*GOAL*. Wherever the word "CatalogService" appears in a line, extract that line.

--- start DATA FOR THE TASK ---

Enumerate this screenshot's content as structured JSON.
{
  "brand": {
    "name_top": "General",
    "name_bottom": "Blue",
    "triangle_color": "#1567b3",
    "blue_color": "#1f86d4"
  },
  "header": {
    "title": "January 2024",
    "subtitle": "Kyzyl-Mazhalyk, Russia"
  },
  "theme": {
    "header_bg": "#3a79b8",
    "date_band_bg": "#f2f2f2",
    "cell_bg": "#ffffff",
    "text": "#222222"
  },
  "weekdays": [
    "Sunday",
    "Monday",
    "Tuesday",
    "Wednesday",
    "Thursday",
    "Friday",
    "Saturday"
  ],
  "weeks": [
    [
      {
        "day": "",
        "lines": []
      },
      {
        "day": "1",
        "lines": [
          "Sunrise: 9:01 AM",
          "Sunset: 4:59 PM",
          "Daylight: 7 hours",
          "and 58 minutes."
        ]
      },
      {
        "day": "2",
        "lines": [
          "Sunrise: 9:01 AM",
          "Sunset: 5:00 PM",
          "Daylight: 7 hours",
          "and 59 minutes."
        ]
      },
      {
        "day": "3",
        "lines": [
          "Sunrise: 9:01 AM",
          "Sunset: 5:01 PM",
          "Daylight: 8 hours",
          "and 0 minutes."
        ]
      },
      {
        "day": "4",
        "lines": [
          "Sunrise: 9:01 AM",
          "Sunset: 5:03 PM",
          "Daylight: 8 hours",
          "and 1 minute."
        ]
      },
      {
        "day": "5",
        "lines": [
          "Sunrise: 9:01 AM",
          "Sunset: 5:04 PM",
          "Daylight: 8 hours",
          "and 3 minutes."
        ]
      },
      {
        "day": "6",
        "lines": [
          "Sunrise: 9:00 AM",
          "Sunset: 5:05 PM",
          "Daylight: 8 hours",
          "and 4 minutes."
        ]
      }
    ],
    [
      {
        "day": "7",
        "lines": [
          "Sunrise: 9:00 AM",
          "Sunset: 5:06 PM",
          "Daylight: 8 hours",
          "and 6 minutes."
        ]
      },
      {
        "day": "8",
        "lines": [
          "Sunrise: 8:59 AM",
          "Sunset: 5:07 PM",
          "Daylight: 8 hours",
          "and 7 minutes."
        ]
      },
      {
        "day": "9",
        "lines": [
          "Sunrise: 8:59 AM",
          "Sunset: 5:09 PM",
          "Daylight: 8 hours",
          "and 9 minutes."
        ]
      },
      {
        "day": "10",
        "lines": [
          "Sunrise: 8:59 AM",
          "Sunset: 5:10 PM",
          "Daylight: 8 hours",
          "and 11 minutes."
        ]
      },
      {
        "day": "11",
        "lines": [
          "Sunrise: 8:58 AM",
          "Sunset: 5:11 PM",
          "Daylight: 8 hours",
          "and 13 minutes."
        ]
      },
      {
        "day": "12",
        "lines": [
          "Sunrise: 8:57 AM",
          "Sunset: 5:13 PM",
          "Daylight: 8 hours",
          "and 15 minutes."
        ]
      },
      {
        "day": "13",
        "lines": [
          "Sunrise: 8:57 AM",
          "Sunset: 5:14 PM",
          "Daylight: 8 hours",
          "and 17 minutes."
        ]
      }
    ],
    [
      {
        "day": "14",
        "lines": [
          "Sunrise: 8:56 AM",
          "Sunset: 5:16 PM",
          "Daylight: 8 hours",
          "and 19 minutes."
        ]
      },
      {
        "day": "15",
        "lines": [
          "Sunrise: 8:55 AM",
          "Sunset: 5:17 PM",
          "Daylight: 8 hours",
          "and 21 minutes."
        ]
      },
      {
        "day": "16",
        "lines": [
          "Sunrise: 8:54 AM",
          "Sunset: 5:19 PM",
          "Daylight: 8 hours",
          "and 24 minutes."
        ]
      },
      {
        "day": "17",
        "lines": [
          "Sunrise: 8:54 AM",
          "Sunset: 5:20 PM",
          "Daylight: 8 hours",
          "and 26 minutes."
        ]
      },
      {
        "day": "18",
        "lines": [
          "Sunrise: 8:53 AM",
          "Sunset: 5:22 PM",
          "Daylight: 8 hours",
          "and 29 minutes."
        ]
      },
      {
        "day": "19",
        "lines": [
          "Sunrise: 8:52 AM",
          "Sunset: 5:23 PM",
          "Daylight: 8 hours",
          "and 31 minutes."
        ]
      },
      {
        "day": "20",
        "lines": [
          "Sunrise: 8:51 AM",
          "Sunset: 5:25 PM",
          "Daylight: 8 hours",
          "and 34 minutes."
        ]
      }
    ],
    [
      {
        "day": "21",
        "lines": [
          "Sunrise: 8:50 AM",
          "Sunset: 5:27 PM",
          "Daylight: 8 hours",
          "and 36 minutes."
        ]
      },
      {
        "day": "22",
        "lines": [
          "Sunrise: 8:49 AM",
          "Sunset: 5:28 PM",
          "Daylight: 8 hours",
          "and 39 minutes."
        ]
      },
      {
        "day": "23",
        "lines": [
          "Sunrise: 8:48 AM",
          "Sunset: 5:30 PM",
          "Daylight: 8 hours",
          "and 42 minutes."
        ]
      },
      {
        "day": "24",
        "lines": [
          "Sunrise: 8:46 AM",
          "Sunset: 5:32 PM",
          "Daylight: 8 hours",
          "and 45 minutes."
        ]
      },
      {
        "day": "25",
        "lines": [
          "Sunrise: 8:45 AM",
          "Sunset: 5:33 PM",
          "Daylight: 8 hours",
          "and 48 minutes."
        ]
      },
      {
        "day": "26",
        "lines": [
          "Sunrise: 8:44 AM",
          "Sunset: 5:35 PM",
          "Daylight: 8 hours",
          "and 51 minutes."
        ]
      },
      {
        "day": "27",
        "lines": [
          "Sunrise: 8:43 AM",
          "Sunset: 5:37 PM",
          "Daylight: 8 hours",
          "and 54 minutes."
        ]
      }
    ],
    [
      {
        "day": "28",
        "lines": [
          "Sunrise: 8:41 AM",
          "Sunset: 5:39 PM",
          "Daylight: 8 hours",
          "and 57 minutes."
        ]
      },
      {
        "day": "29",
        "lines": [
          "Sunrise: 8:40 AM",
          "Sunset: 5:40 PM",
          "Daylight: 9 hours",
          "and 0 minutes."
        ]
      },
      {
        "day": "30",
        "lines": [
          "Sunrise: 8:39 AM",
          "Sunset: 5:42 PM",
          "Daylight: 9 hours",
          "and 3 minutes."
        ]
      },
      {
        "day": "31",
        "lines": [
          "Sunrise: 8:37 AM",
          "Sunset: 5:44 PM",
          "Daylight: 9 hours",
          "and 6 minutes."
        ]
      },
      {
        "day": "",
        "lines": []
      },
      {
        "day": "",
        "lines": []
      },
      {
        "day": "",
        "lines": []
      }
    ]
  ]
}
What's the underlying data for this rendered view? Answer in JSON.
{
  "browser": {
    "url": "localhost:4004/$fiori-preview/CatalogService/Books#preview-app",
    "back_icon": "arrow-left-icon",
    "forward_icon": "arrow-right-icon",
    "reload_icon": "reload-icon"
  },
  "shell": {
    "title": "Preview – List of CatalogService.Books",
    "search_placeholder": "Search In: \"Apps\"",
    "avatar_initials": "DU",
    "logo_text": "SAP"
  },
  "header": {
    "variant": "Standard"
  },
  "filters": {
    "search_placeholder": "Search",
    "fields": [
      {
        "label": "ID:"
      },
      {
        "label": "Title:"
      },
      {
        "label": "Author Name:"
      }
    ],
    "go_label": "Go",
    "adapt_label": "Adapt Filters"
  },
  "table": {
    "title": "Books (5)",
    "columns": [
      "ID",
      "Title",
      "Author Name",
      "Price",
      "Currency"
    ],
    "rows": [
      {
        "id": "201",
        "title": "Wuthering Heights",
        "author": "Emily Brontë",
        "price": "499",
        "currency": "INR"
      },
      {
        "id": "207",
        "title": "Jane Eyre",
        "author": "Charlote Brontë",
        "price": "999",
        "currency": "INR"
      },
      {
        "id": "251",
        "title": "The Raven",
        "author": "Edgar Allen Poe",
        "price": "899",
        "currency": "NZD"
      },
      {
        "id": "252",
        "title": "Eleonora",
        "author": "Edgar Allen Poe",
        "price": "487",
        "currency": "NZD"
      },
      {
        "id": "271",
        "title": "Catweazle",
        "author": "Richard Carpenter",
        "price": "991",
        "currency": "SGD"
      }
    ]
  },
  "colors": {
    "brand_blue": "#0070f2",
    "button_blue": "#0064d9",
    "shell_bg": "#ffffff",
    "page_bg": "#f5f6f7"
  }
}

--- end DATA FOR THE TASK ---

*REPLY TO THE EXERCISE*.
    "url": "localhost:4004/$fiori-preview/CatalogService/Books#preview-app",
    "title": "Preview – List of CatalogService.Books",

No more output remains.